### PROBLEM REQUIREMENTS
Write out every record in full, exactly as written, please.

[START OF MATERIAL PROVIDED]

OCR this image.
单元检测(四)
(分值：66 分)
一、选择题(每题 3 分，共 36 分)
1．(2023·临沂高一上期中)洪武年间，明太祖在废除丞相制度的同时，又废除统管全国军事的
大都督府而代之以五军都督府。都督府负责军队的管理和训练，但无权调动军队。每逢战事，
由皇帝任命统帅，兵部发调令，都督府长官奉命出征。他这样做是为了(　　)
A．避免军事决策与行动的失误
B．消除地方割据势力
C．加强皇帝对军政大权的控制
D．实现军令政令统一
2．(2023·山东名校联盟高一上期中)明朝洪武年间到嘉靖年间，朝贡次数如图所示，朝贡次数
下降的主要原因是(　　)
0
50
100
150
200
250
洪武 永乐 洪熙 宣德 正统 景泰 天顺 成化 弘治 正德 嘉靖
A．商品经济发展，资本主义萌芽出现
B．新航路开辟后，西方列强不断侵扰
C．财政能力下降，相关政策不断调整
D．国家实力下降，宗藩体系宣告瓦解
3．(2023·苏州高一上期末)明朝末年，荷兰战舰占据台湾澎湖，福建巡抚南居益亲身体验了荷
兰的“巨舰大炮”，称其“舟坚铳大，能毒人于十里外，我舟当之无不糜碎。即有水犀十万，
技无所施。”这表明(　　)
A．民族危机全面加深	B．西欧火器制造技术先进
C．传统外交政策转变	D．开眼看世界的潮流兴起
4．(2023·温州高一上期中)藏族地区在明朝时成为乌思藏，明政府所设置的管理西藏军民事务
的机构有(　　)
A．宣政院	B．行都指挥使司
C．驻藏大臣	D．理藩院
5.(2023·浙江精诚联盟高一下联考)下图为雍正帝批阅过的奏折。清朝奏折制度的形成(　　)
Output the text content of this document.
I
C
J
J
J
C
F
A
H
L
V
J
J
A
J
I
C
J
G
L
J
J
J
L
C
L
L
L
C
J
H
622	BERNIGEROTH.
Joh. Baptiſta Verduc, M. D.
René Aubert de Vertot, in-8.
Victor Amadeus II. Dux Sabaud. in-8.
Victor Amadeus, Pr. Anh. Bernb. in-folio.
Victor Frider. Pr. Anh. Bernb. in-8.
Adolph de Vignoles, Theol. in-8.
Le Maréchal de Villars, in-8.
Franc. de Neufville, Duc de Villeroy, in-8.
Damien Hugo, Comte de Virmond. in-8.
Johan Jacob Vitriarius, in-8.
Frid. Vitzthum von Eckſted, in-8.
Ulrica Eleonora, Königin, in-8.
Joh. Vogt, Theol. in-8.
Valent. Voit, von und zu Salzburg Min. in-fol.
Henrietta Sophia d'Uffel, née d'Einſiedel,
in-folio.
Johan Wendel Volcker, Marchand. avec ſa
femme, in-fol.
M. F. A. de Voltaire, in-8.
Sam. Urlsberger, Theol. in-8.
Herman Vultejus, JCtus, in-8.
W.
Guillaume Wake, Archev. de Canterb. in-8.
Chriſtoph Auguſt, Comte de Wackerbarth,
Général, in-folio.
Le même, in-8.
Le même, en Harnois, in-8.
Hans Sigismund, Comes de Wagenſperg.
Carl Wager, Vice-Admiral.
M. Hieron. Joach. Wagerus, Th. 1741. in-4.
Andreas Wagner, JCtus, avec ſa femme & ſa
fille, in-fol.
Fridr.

[END OF MATERIAL PROVIDED]

### RESPONSE
OCR this image.
单元检测(四)
(分值：66 分)
一、选择题(每题 3 分，共 36 分)
1．(2023·临沂高一上期中)洪武年间，明太祖在废除丞相制度的同时，又废除统管全国军事的
大都督府而代之以五军都督府。都督府负责军队的管理和训练，但无权调动军队。每逢战事，
由皇帝任命统帅，兵部发调令，都督府长官奉命出征。他这样做是为了(　　)
A．避免军事决策与行动的失误
B．消除地方割据势力
C．加强皇帝对军政大权的控制
D．实现军令政令统一
2．(2023·山东名校联盟高一上期中)明朝洪武年间到嘉靖年间，朝贡次数如图所示，朝贡次数
下降的主要原因是(　　)
0
50
100
150
200
250
洪武 永乐 洪熙 宣德 正统 景泰 天顺 成化 弘治 正德 嘉靖
A．商品经济发展，资本主义萌芽出现
B．新航路开辟后，西方列强不断侵扰
C．财政能力下降，相关政策不断调整
D．国家实力下降，宗藩体系宣告瓦解
3．(2023·苏州高一上期末)明朝末年，荷兰战舰占据台湾澎湖，福建巡抚南居益亲身体验了荷
兰的“巨舰大炮”，称其“舟坚铳大，能毒人于十里外，我舟当之无不糜碎。即有水犀十万，
技无所施。”这表明(　　)
A．民族危机全面加深	B．西欧火器制造技术先进
C．传统外交政策转变	D．开眼看世界的潮流兴起
4．(2023·温州高一上期中)藏族地区在明朝时成为乌思藏，明政府所设置的管理西藏军民事务
的机构有(　　)
A．宣政院	B．行都指挥使司
C．驻藏大臣	D．理藩院
5.(2023·浙江精诚联盟高一下联考)下图为雍正帝批阅过的奏折。清朝奏折制度的形成(　　)
Output the text content of this document.
I
C
J
J
J
C
F
A
H
L
V
J
J
A
J
I
C
J
G
L
J
J
J
L
C
L
L
L
C
J
H
622	BERNIGEROTH.
Joh. Baptiſta Verduc, M. D.
René Aubert de Vertot, in-8.
Victor Amadeus II. Dux Sabaud. in-8.
Victor Amadeus, Pr. Anh. Bernb. in-folio.
Victor Frider. Pr. Anh. Bernb. in-8.
Adolph de Vignoles, Theol. in-8.
Le Maréchal de Villars, in-8.
Franc. de Neufville, Duc de Villeroy, in-8.
Damien Hugo, Comte de Virmond. in-8.
Johan Jacob Vitriarius, in-8.
Frid. Vitzthum von Eckſted, in-8.
Ulrica Eleonora, Königin, in-8.
Joh. Vogt, Theol. in-8.
Valent. Voit, von und zu Salzburg Min. in-fol.
Henrietta Sophia d'Uffel, née d'Einſiedel,
in-folio.
Johan Wendel Volcker, Marchand. avec ſa
femme, in-fol.
M. F. A. de Voltaire, in-8.
Sam. Urlsberger, Theol. in-8.
Herman Vultejus, JCtus, in-8.
W.
Guillaume Wake, Archev. de Canterb. in-8.
Chriſtoph Auguſt, Comte de Wackerbarth,
Général, in-folio.
Le même, in-8.
Le même, en Harnois, in-8.
Hans Sigismund, Comes de Wagenſperg.
Carl Wager, Vice-Admiral.
M. Hieron. Joach. Wagerus, Th. 1741. in-4.
Andreas Wagner, JCtus, avec ſa femme & ſa
fille, in-fol.
Fridr.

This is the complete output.